WHAT YOU HAVE TO DO — Reproduce each line exactly.

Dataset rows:
■ ■ ■ ■ ■ ■ ■
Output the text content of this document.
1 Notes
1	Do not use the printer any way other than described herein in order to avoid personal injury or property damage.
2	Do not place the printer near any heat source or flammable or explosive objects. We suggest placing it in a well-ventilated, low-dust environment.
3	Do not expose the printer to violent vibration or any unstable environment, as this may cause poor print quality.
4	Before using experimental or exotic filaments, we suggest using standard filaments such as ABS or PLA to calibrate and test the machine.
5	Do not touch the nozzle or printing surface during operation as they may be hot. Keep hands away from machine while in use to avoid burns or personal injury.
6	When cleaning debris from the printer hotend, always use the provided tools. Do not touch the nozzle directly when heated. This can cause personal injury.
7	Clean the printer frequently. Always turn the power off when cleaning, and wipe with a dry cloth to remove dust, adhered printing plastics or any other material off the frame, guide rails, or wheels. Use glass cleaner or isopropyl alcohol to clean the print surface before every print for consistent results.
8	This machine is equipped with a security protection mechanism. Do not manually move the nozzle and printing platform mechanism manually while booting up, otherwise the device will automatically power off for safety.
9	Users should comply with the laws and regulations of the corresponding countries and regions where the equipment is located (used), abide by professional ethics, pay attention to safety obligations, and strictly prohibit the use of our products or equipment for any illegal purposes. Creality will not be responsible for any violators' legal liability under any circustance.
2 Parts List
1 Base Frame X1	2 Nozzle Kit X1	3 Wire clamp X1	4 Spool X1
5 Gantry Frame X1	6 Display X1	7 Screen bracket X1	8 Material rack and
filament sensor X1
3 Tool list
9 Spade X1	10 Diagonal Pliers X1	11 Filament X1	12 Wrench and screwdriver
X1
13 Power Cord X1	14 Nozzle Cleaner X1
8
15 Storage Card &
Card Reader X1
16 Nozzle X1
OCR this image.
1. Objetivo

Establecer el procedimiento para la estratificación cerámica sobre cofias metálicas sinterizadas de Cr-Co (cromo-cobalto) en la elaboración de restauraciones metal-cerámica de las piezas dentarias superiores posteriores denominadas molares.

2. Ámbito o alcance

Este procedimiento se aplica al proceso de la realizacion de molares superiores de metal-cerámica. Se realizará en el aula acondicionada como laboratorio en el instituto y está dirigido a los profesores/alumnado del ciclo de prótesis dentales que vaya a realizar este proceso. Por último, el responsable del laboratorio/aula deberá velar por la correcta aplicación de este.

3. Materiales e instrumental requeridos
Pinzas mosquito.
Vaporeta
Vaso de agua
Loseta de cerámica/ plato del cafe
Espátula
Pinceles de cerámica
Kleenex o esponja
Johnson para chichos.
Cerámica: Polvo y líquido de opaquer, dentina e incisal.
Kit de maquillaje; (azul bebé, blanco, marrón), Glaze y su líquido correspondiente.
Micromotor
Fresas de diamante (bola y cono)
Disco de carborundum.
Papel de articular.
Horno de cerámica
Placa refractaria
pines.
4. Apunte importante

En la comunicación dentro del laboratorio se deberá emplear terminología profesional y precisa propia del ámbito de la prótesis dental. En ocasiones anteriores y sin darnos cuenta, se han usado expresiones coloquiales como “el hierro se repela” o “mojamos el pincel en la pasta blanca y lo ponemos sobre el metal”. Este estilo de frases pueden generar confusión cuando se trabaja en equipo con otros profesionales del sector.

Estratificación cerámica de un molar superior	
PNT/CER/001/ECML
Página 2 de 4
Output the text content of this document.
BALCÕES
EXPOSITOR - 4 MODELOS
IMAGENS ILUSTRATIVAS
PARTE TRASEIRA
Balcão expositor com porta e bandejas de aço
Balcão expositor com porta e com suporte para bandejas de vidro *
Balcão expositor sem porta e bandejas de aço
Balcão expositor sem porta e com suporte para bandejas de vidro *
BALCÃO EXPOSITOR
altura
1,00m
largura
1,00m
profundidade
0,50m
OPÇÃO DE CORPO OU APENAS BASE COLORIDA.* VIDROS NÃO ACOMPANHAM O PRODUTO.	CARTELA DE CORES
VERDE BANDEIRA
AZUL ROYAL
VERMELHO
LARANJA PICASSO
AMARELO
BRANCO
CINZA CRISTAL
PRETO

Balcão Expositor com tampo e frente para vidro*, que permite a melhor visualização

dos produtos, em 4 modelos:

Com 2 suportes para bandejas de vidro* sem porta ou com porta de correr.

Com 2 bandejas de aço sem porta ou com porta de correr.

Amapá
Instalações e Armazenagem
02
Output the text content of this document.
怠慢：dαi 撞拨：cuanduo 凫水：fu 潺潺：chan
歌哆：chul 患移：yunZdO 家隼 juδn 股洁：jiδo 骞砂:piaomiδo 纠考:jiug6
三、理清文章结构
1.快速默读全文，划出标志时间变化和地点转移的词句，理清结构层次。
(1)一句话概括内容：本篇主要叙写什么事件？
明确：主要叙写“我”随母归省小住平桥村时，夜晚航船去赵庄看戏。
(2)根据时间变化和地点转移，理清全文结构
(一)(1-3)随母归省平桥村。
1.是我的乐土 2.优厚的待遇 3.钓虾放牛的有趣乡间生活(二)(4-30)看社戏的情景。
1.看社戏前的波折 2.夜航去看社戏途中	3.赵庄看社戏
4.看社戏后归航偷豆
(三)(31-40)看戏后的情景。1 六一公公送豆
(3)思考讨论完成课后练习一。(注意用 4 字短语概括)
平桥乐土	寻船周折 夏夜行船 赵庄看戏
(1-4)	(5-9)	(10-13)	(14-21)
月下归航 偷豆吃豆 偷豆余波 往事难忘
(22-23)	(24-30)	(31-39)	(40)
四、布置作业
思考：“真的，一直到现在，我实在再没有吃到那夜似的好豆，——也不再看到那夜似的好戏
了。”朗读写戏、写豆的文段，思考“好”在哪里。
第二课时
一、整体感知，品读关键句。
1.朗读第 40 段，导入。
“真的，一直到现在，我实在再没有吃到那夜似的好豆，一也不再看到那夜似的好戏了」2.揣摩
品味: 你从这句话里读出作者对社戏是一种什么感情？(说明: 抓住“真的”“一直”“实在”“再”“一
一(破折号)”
■ ■ ■ ■ ■ ■ ■
CORRECT OUTPUT —
Output the text content of this document.
1 Notes
1	Do not use the printer any way other than described herein in order to avoid personal injury or property damage.
2	Do not place the printer near any heat source or flammable or explosive objects. We suggest placing it in a well-ventilated, low-dust environment.
3	Do not expose the printer to violent vibration or any unstable environment, as this may cause poor print quality.
4	Before using experimental or exotic filaments, we suggest using standard filaments such as ABS or PLA to calibrate and test the machine.
5	Do not touch the nozzle or printing surface during operation as they may be hot. Keep hands away from machine while in use to avoid burns or personal injury.
6	When cleaning debris from the printer hotend, always use the provided tools. Do not touch the nozzle directly when heated. This can cause personal injury.
7	Clean the printer frequently. Always turn the power off when cleaning, and wipe with a dry cloth to remove dust, adhered printing plastics or any other material off the frame, guide rails, or wheels. Use glass cleaner or isopropyl alcohol to clean the print surface before every print for consistent results.
8	This machine is equipped with a security protection mechanism. Do not manually move the nozzle and printing platform mechanism manually while booting up, otherwise the device will automatically power off for safety.
9	Users should comply with the laws and regulations of the corresponding countries and regions where the equipment is located (used), abide by professional ethics, pay attention to safety obligations, and strictly prohibit the use of our products or equipment for any illegal purposes. Creality will not be responsible for any violators' legal liability under any circustance.
2 Parts List
1 Base Frame X1	2 Nozzle Kit X1	3 Wire clamp X1	4 Spool X1
5 Gantry Frame X1	6 Display X1	7 Screen bracket X1	8 Material rack and
filament sensor X1
3 Tool list
9 Spade X1	10 Diagonal Pliers X1	11 Filament X1	12 Wrench and screwdriver
X1
13 Power Cord X1	14 Nozzle Cleaner X1
8
15 Storage Card &
Card Reader X1
16 Nozzle X1
OCR this image.
1. Objetivo

Establecer el procedimiento para la estratificación cerámica sobre cofias metálicas sinterizadas de Cr-Co (cromo-cobalto) en la elaboración de restauraciones metal-cerámica de las piezas dentarias superiores posteriores denominadas molares.

2. Ámbito o alcance

Este procedimiento se aplica al proceso de la realizacion de molares superiores de metal-cerámica. Se realizará en el aula acondicionada como laboratorio en el instituto y está dirigido a los profesores/alumnado del ciclo de prótesis dentales que vaya a realizar este proceso. Por último, el responsable del laboratorio/aula deberá velar por la correcta aplicación de este.

3. Materiales e instrumental requeridos
Pinzas mosquito.
Vaporeta
Vaso de agua
Loseta de cerámica/ plato del cafe
Espátula
Pinceles de cerámica
Kleenex o esponja
Johnson para chichos.
Cerámica: Polvo y líquido de opaquer, dentina e incisal.
Kit de maquillaje; (azul bebé, blanco, marrón), Glaze y su líquido correspondiente.
Micromotor
Fresas de diamante (bola y cono)
Disco de carborundum.
Papel de articular.
Horno de cerámica
Placa refractaria
pines.
4. Apunte importante

En la comunicación dentro del laboratorio se deberá emplear terminología profesional y precisa propia del ámbito de la prótesis dental. En ocasiones anteriores y sin darnos cuenta, se han usado expresiones coloquiales como “el hierro se repela” o “mojamos el pincel en la pasta blanca y lo ponemos sobre el metal”. Este estilo de frases pueden generar confusión cuando se trabaja en equipo con otros profesionales del sector.

Estratificación cerámica de un molar superior	
PNT/CER/001/ECML
Página 2 de 4
Output the text content of this document.
BALCÕES
EXPOSITOR - 4 MODELOS
IMAGENS ILUSTRATIVAS
PARTE TRASEIRA
Balcão expositor com porta e bandejas de aço
Balcão expositor com porta e com suporte para bandejas de vidro *
Balcão expositor sem porta e bandejas de aço
Balcão expositor sem porta e com suporte para bandejas de vidro *
BALCÃO EXPOSITOR
altura
1,00m
largura
1,00m
profundidade
0,50m
OPÇÃO DE CORPO OU APENAS BASE COLORIDA.* VIDROS NÃO ACOMPANHAM O PRODUTO.	CARTELA DE CORES
VERDE BANDEIRA
AZUL ROYAL
VERMELHO
LARANJA PICASSO
AMARELO
BRANCO
CINZA CRISTAL
PRETO

Balcão Expositor com tampo e frente para vidro*, que permite a melhor visualização

dos produtos, em 4 modelos:

Com 2 suportes para bandejas de vidro* sem porta ou com porta de correr.

Com 2 bandejas de aço sem porta ou com porta de correr.

Amapá
Instalações e Armazenagem
02
Output the text content of this document.
怠慢：dαi 撞拨：cuanduo 凫水：fu 潺潺：chan
歌哆：chul 患移：yunZdO 家隼 juδn 股洁：jiδo 骞砂:piaomiδo 纠考:jiug6
三、理清文章结构
1.快速默读全文，划出标志时间变化和地点转移的词句，理清结构层次。
(1)一句话概括内容：本篇主要叙写什么事件？
明确：主要叙写“我”随母归省小住平桥村时，夜晚航船去赵庄看戏。
(2)根据时间变化和地点转移，理清全文结构
(一)(1-3)随母归省平桥村。
1.是我的乐土 2.优厚的待遇 3.钓虾放牛的有趣乡间生活(二)(4-30)看社戏的情景。
1.看社戏前的波折 2.夜航去看社戏途中	3.赵庄看社戏
4.看社戏后归航偷豆
(三)(31-40)看戏后的情景。1 六一公公送豆
(3)思考讨论完成课后练习一。(注意用 4 字短语概括)
平桥乐土	寻船周折 夏夜行船 赵庄看戏
(1-4)	(5-9)	(10-13)	(14-21)
月下归航 偷豆吃豆 偷豆余波 往事难忘
(22-23)	(24-30)	(31-39)	(40)
四、布置作业
思考：“真的，一直到现在，我实在再没有吃到那夜似的好豆，——也不再看到那夜似的好戏
了。”朗读写戏、写豆的文段，思考“好”在哪里。
第二课时
一、整体感知，品读关键句。
1.朗读第 40 段，导入。
“真的，一直到现在，我实在再没有吃到那夜似的好豆，一也不再看到那夜似的好戏了」2.揣摩
品味: 你从这句话里读出作者对社戏是一种什么感情？(说明: 抓住“真的”“一直”“实在”“再”“一
一(破折号)”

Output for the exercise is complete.